## Work to be completed
Extract from the listing each line in which the word "this" appears.

## Excerpted records
╭──
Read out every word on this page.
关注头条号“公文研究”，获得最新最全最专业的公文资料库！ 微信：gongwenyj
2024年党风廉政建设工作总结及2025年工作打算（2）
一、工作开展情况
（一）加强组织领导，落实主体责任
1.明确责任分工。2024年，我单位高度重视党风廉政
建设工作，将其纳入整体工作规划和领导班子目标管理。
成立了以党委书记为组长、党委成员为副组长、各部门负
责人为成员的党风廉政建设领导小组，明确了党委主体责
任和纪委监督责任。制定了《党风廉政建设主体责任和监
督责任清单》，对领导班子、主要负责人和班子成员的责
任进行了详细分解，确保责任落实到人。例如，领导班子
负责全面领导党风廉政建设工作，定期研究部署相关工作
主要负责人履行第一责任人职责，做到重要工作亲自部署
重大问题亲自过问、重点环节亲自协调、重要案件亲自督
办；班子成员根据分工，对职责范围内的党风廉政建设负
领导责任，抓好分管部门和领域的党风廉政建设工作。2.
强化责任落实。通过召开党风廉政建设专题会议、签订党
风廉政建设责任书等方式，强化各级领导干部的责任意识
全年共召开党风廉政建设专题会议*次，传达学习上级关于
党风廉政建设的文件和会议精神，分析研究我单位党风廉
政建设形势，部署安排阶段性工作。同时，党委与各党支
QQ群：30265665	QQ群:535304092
╰──
╭──
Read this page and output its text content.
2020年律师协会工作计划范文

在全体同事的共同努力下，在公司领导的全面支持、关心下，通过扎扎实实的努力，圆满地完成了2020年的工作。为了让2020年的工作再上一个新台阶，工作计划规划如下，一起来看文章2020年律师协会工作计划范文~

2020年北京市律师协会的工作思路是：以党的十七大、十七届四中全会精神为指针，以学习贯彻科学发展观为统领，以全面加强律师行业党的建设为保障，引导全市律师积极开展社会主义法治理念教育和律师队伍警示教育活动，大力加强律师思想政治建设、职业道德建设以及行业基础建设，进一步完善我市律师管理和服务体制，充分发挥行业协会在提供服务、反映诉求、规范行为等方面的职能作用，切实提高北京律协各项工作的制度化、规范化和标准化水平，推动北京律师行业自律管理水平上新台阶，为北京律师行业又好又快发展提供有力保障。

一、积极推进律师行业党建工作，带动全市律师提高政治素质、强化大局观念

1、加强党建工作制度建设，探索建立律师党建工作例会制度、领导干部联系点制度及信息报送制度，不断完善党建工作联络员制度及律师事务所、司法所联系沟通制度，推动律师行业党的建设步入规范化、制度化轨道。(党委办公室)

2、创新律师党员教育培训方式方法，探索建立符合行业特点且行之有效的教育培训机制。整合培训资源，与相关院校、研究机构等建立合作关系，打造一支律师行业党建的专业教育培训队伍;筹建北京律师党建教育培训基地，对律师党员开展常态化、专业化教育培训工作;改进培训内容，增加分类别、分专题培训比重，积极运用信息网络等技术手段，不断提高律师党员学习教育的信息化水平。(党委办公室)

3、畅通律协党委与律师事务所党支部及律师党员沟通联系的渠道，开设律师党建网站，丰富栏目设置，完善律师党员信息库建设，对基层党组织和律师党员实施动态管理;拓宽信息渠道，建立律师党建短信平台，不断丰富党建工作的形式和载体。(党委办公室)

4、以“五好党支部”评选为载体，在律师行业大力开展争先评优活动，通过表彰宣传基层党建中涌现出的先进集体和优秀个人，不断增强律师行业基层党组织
╰──
## Written response
Read out every word on this page.
Read this page and output its text content.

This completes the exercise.